Extracted data entries
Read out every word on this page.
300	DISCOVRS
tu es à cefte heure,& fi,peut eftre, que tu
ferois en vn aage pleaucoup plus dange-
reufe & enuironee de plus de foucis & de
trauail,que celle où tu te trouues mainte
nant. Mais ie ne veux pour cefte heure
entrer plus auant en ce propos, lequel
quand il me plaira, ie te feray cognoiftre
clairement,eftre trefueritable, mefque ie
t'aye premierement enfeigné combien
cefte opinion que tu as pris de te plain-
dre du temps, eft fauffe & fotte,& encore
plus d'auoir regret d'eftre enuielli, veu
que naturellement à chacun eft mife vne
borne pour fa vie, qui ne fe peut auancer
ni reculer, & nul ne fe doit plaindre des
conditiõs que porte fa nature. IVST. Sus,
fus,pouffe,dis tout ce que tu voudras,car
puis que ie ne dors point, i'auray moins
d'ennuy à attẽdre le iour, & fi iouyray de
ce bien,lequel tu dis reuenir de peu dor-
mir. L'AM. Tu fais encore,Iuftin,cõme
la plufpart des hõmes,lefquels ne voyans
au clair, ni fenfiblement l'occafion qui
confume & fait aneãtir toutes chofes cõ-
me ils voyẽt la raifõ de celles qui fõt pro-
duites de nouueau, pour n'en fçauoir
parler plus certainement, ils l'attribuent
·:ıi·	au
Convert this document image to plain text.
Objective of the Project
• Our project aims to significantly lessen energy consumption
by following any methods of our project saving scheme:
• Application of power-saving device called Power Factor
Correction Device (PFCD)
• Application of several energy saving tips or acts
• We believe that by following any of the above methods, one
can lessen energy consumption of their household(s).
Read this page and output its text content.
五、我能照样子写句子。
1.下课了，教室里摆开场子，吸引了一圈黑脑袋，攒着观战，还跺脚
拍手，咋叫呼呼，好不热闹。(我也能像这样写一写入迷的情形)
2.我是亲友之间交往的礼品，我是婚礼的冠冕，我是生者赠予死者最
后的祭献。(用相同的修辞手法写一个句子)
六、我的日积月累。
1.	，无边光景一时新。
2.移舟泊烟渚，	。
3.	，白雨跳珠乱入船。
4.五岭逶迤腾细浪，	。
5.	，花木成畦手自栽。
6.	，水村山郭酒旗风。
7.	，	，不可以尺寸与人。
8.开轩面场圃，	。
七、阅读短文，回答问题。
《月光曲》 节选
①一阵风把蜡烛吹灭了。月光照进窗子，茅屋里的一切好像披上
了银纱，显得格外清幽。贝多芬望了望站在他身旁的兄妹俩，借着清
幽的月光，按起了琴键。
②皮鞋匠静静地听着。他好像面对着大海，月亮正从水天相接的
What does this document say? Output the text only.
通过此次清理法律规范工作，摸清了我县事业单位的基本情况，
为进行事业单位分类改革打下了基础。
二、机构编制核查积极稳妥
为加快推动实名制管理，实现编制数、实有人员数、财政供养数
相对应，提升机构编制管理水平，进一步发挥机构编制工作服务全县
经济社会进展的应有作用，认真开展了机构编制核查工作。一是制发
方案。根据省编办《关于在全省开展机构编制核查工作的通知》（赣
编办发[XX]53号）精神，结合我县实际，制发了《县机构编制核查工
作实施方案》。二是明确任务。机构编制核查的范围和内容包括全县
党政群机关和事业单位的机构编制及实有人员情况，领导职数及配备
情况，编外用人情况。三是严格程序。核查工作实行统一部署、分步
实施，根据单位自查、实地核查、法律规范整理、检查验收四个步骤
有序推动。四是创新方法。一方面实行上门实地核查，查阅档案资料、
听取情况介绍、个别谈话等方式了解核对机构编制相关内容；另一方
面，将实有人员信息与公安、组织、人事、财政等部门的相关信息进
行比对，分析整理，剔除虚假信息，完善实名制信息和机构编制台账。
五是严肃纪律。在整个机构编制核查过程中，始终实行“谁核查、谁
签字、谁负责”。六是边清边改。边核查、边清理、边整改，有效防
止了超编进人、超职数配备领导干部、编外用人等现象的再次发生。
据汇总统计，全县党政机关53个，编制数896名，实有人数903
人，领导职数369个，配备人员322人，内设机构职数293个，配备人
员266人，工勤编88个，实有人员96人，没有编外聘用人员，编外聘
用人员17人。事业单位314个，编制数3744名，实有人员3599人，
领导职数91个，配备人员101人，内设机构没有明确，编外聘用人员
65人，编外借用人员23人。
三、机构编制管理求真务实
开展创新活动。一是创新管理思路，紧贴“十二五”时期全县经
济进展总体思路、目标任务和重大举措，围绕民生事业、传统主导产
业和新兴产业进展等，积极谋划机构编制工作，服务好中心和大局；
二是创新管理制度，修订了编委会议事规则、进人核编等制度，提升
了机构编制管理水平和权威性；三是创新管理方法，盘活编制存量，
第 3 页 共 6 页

Directions =>
Transcribe only the trailing portion of the entries above: the line that contains "What does this" and each line after it.

Response to this exercise =>
What does this document say? Output the text only.
通过此次清理法律规范工作，摸清了我县事业单位的基本情况，
为进行事业单位分类改革打下了基础。
二、机构编制核查积极稳妥
为加快推动实名制管理，实现编制数、实有人员数、财政供养数
相对应，提升机构编制管理水平，进一步发挥机构编制工作服务全县
经济社会进展的应有作用，认真开展了机构编制核查工作。一是制发
方案。根据省编办《关于在全省开展机构编制核查工作的通知》（赣
编办发[XX]53号）精神，结合我县实际，制发了《县机构编制核查工
作实施方案》。二是明确任务。机构编制核查的范围和内容包括全县
党政群机关和事业单位的机构编制及实有人员情况，领导职数及配备
情况，编外用人情况。三是严格程序。核查工作实行统一部署、分步
实施，根据单位自查、实地核查、法律规范整理、检查验收四个步骤
有序推动。四是创新方法。一方面实行上门实地核查，查阅档案资料、
听取情况介绍、个别谈话等方式了解核对机构编制相关内容；另一方
面，将实有人员信息与公安、组织、人事、财政等部门的相关信息进
行比对，分析整理，剔除虚假信息，完善实名制信息和机构编制台账。
五是严肃纪律。在整个机构编制核查过程中，始终实行“谁核查、谁
签字、谁负责”。六是边清边改。边核查、边清理、边整改，有效防
止了超编进人、超职数配备领导干部、编外用人等现象的再次发生。
据汇总统计，全县党政机关53个，编制数896名，实有人数903
人，领导职数369个，配备人员322人，内设机构职数293个，配备人
员266人，工勤编88个，实有人员96人，没有编外聘用人员，编外聘
用人员17人。事业单位314个，编制数3744名，实有人员3599人，
领导职数91个，配备人员101人，内设机构没有明确，编外聘用人员
65人，编外借用人员23人。
三、机构编制管理求真务实
开展创新活动。一是创新管理思路，紧贴“十二五”时期全县经
济进展总体思路、目标任务和重大举措，围绕民生事业、传统主导产
业和新兴产业进展等，积极谋划机构编制工作，服务好中心和大局；
二是创新管理制度，修订了编委会议事规则、进人核编等制度，提升
了机构编制管理水平和权威性；三是创新管理方法，盘活编制存量，
第 3 页 共 6 页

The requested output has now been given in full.